• **DIRECTIVE**: Say how many lines of these entries include the word "Service", and answer with the number alone.

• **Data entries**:

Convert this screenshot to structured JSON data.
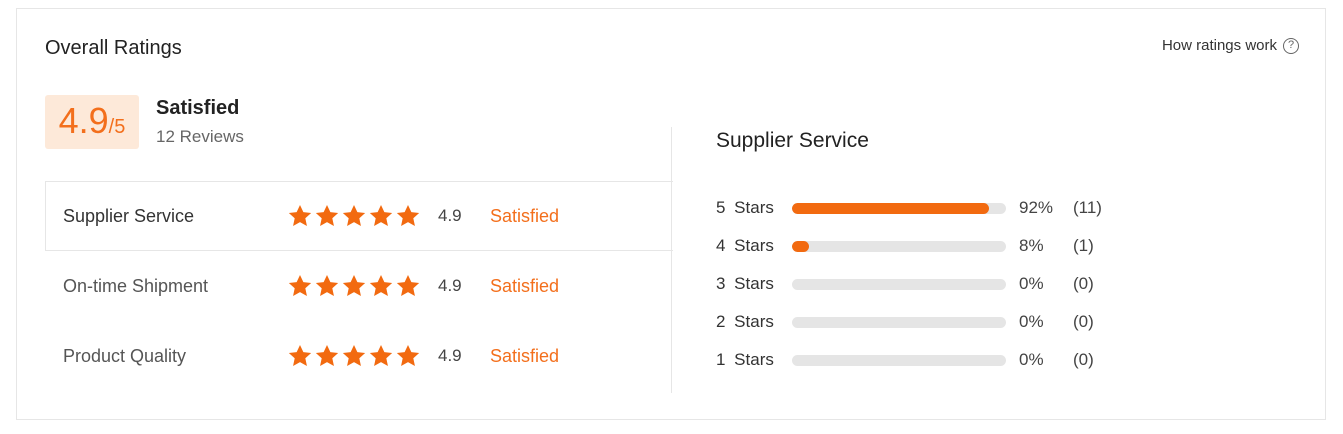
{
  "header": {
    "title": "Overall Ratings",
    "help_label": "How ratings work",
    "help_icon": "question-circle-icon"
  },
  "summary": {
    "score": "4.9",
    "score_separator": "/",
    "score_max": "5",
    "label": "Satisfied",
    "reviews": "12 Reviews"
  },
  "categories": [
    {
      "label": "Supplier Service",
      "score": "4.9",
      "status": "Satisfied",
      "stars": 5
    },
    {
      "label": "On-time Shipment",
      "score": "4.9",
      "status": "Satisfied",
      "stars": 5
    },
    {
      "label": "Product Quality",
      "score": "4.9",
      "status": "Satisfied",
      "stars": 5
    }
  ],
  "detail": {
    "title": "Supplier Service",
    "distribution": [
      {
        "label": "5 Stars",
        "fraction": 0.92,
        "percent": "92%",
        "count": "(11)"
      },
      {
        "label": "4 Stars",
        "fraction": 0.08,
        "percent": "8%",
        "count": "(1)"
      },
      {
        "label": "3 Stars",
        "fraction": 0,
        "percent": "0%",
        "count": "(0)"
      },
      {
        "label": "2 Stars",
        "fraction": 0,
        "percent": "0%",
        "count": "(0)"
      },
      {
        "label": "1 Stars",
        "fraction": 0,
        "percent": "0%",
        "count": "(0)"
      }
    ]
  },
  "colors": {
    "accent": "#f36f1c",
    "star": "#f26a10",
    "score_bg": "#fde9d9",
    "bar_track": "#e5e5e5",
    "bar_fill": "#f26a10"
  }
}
---
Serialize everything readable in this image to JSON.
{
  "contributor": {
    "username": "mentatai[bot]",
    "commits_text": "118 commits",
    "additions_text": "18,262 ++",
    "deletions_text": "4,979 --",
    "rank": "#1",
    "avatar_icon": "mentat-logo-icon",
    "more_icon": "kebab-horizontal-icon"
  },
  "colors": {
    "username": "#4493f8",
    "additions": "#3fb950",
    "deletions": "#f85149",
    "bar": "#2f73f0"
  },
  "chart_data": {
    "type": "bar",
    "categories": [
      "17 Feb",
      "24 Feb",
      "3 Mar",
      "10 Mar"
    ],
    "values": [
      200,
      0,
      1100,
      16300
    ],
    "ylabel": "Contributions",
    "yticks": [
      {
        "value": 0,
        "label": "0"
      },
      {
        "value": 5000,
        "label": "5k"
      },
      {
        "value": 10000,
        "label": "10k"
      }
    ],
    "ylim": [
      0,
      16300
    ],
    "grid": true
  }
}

• **SOLUTION FOR THIS PROBLEM**: 2